* Start DATA RECORDS *
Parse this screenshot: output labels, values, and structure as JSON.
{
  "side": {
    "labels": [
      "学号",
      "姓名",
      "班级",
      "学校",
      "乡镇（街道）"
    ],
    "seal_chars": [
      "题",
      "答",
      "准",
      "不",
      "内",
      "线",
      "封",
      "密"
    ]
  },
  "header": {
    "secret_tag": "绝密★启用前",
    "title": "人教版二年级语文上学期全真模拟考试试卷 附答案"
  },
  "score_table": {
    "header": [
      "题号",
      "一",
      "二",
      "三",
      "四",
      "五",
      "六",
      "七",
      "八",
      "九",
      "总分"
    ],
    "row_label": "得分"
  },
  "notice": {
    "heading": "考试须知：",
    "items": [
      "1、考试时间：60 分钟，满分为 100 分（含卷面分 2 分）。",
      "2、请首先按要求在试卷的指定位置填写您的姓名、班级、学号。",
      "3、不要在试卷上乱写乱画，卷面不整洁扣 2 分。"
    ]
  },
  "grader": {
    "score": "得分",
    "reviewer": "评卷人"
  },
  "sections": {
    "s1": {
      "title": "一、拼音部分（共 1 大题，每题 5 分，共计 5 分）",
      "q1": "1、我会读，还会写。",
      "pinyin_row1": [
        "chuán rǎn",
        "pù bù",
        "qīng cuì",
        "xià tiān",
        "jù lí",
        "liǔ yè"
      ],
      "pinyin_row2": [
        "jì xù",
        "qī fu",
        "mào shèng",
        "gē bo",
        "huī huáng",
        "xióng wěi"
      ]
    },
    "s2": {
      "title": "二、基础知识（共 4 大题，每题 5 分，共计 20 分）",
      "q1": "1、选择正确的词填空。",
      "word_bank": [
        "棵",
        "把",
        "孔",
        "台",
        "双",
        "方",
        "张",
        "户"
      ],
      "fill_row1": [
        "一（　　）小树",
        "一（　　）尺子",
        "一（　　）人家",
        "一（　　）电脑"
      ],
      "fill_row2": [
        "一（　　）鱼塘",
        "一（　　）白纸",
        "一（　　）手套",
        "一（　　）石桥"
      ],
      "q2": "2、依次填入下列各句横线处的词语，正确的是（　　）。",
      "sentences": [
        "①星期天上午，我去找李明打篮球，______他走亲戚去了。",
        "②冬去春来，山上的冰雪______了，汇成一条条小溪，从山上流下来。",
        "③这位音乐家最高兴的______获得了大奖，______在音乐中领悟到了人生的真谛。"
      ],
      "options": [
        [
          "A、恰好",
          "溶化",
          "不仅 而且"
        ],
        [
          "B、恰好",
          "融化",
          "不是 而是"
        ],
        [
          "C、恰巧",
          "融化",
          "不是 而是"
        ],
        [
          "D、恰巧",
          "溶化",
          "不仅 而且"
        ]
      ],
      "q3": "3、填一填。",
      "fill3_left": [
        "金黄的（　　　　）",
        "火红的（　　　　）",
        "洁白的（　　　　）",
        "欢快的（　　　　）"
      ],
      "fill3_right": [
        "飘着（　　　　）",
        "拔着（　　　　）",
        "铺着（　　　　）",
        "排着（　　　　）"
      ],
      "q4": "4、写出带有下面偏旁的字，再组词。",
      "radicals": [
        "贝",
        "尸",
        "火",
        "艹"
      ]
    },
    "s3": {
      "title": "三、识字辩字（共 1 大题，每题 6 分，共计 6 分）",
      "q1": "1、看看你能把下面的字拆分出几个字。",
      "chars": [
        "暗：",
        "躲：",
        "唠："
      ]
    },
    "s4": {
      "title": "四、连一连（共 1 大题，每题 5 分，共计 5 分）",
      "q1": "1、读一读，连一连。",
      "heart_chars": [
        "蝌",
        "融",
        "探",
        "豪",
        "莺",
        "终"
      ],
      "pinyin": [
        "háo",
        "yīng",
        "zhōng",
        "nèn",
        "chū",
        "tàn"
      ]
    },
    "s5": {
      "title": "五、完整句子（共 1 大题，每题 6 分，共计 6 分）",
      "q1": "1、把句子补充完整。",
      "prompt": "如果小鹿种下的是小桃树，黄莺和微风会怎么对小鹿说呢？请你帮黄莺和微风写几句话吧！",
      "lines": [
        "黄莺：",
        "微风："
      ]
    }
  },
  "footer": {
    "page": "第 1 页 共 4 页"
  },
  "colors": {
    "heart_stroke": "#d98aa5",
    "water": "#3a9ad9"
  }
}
* End DATA RECORDS *
◆ EXERCISE OBJECTIVE ◆
Write out every line exactly as it stands.

◆ REPLY ◆
Parse this screenshot: output labels, values, and structure as JSON.
{
  "side": {
    "labels": [
      "学号",
      "姓名",
      "班级",
      "学校",
      "乡镇（街道）"
    ],
    "seal_chars": [
      "题",
      "答",
      "准",
      "不",
      "内",
      "线",
      "封",
      "密"
    ]
  },
  "header": {
    "secret_tag": "绝密★启用前",
    "title": "人教版二年级语文上学期全真模拟考试试卷 附答案"
  },
  "score_table": {
    "header": [
      "题号",
      "一",
      "二",
      "三",
      "四",
      "五",
      "六",
      "七",
      "八",
      "九",
      "总分"
    ],
    "row_label": "得分"
  },
  "notice": {
    "heading": "考试须知：",
    "items": [
      "1、考试时间：60 分钟，满分为 100 分（含卷面分 2 分）。",
      "2、请首先按要求在试卷的指定位置填写您的姓名、班级、学号。",
      "3、不要在试卷上乱写乱画，卷面不整洁扣 2 分。"
    ]
  },
  "grader": {
    "score": "得分",
    "reviewer": "评卷人"
  },
  "sections": {
    "s1": {
      "title": "一、拼音部分（共 1 大题，每题 5 分，共计 5 分）",
      "q1": "1、我会读，还会写。",
      "pinyin_row1": [
        "chuán rǎn",
        "pù bù",
        "qīng cuì",
        "xià tiān",
        "jù lí",
        "liǔ yè"
      ],
      "pinyin_row2": [
        "jì xù",
        "qī fu",
        "mào shèng",
        "gē bo",
        "huī huáng",
        "xióng wěi"
      ]
    },
    "s2": {
      "title": "二、基础知识（共 4 大题，每题 5 分，共计 20 分）",
      "q1": "1、选择正确的词填空。",
      "word_bank": [
        "棵",
        "把",
        "孔",
        "台",
        "双",
        "方",
        "张",
        "户"
      ],
      "fill_row1": [
        "一（　　）小树",
        "一（　　）尺子",
        "一（　　）人家",
        "一（　　）电脑"
      ],
      "fill_row2": [
        "一（　　）鱼塘",
        "一（　　）白纸",
        "一（　　）手套",
        "一（　　）石桥"
      ],
      "q2": "2、依次填入下列各句横线处的词语，正确的是（　　）。",
      "sentences": [
        "①星期天上午，我去找李明打篮球，______他走亲戚去了。",
        "②冬去春来，山上的冰雪______了，汇成一条条小溪，从山上流下来。",
        "③这位音乐家最高兴的______获得了大奖，______在音乐中领悟到了人生的真谛。"
      ],
      "options": [
        [
          "A、恰好",
          "溶化",
          "不仅 而且"
        ],
        [
          "B、恰好",
          "融化",
          "不是 而是"
        ],
        [
          "C、恰巧",
          "融化",
          "不是 而是"
        ],
        [
          "D、恰巧",
          "溶化",
          "不仅 而且"
        ]
      ],
      "q3": "3、填一填。",
      "fill3_left": [
        "金黄的（　　　　）",
        "火红的（　　　　）",
        "洁白的（　　　　）",
        "欢快的（　　　　）"
      ],
      "fill3_right": [
        "飘着（　　　　）",
        "拔着（　　　　）",
        "铺着（　　　　）",
        "排着（　　　　）"
      ],
      "q4": "4、写出带有下面偏旁的字，再组词。",
      "radicals": [
        "贝",
        "尸",
        "火",
        "艹"
      ]
    },
    "s3": {
      "title": "三、识字辩字（共 1 大题，每题 6 分，共计 6 分）",
      "q1": "1、看看你能把下面的字拆分出几个字。",
      "chars": [
        "暗：",
        "躲：",
        "唠："
      ]
    },
    "s4": {
      "title": "四、连一连（共 1 大题，每题 5 分，共计 5 分）",
      "q1": "1、读一读，连一连。",
      "heart_chars": [
        "蝌",
        "融",
        "探",
        "豪",
        "莺",
        "终"
      ],
      "pinyin": [
        "háo",
        "yīng",
        "zhōng",
        "nèn",
        "chū",
        "tàn"
      ]
    },
    "s5": {
      "title": "五、完整句子（共 1 大题，每题 6 分，共计 6 分）",
      "q1": "1、把句子补充完整。",
      "prompt": "如果小鹿种下的是小桃树，黄莺和微风会怎么对小鹿说呢？请你帮黄莺和微风写几句话吧！",
      "lines": [
        "黄莺：",
        "微风："
      ]
    }
  },
  "footer": {
    "page": "第 1 页 共 4 页"
  },
  "colors": {
    "heart_stroke": "#d98aa5",
    "water": "#3a9ad9"
  }
}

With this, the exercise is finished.